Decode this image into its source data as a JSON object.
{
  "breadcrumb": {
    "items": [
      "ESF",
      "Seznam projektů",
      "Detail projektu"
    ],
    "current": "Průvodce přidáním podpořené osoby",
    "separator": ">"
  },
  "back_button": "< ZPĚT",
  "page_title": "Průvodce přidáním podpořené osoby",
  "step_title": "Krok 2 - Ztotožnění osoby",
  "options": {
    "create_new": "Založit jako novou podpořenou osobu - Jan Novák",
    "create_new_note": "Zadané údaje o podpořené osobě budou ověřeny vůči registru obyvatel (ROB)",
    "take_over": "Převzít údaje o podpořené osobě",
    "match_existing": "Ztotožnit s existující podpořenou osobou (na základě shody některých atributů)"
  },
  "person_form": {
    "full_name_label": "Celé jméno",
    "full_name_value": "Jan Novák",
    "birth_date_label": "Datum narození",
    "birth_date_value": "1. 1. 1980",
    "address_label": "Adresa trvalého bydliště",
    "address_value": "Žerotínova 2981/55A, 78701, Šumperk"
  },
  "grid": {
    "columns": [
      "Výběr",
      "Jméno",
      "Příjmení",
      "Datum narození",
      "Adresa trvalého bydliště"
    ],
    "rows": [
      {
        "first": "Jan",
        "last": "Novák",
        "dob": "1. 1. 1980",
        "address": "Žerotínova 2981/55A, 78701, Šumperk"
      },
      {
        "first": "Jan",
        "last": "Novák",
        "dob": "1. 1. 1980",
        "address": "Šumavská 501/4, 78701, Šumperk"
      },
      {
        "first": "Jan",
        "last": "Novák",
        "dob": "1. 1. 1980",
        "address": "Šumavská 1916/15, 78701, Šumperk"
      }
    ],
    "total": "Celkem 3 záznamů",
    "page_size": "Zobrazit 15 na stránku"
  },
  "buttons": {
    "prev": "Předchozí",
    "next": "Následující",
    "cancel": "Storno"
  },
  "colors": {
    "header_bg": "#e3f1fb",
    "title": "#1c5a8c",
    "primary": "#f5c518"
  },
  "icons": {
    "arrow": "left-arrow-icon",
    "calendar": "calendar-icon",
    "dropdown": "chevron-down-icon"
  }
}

WHAT THE EXERCISE ASKS = Extract the complete listing verbatim.

RESULT OF THIS EXERCISE =
Decode this image into its source data as a JSON object.
{
  "breadcrumb": {
    "items": [
      "ESF",
      "Seznam projektů",
      "Detail projektu"
    ],
    "current": "Průvodce přidáním podpořené osoby",
    "separator": ">"
  },
  "back_button": "< ZPĚT",
  "page_title": "Průvodce přidáním podpořené osoby",
  "step_title": "Krok 2 - Ztotožnění osoby",
  "options": {
    "create_new": "Založit jako novou podpořenou osobu - Jan Novák",
    "create_new_note": "Zadané údaje o podpořené osobě budou ověřeny vůči registru obyvatel (ROB)",
    "take_over": "Převzít údaje o podpořené osobě",
    "match_existing": "Ztotožnit s existující podpořenou osobou (na základě shody některých atributů)"
  },
  "person_form": {
    "full_name_label": "Celé jméno",
    "full_name_value": "Jan Novák",
    "birth_date_label": "Datum narození",
    "birth_date_value": "1. 1. 1980",
    "address_label": "Adresa trvalého bydliště",
    "address_value": "Žerotínova 2981/55A, 78701, Šumperk"
  },
  "grid": {
    "columns": [
      "Výběr",
      "Jméno",
      "Příjmení",
      "Datum narození",
      "Adresa trvalého bydliště"
    ],
    "rows": [
      {
        "first": "Jan",
        "last": "Novák",
        "dob": "1. 1. 1980",
        "address": "Žerotínova 2981/55A, 78701, Šumperk"
      },
      {
        "first": "Jan",
        "last": "Novák",
        "dob": "1. 1. 1980",
        "address": "Šumavská 501/4, 78701, Šumperk"
      },
      {
        "first": "Jan",
        "last": "Novák",
        "dob": "1. 1. 1980",
        "address": "Šumavská 1916/15, 78701, Šumperk"
      }
    ],
    "total": "Celkem 3 záznamů",
    "page_size": "Zobrazit 15 na stránku"
  },
  "buttons": {
    "prev": "Předchozí",
    "next": "Následující",
    "cancel": "Storno"
  },
  "colors": {
    "header_bg": "#e3f1fb",
    "title": "#1c5a8c",
    "primary": "#f5c518"
  },
  "icons": {
    "arrow": "left-arrow-icon",
    "calendar": "calendar-icon",
    "dropdown": "chevron-down-icon"
  }
}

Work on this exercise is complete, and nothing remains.